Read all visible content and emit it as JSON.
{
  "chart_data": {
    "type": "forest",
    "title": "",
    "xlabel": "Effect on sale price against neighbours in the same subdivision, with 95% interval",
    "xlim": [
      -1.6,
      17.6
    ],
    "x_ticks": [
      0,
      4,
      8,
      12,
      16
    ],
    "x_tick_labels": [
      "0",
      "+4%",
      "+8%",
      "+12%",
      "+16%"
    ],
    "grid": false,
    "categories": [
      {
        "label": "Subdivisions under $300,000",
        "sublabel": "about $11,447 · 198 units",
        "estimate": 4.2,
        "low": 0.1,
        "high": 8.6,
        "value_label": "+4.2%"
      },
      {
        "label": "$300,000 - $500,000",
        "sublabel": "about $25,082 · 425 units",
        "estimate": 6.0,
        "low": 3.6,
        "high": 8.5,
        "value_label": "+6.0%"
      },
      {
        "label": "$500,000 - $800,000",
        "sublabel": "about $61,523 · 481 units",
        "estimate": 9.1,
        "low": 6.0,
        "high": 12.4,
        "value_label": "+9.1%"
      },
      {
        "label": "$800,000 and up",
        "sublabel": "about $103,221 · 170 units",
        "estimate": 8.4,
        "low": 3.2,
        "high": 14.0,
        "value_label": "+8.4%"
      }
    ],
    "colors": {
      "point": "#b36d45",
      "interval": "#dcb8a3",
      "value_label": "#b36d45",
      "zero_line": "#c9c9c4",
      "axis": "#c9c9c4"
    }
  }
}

• **Exercise directions**:
From the listing, copy every line where the string "interval" appears.

• **Task result**:
    "xlabel": "Effect on sale price against neighbours in the same subdivision, with 95% interval",
      "interval": "#dcb8a3",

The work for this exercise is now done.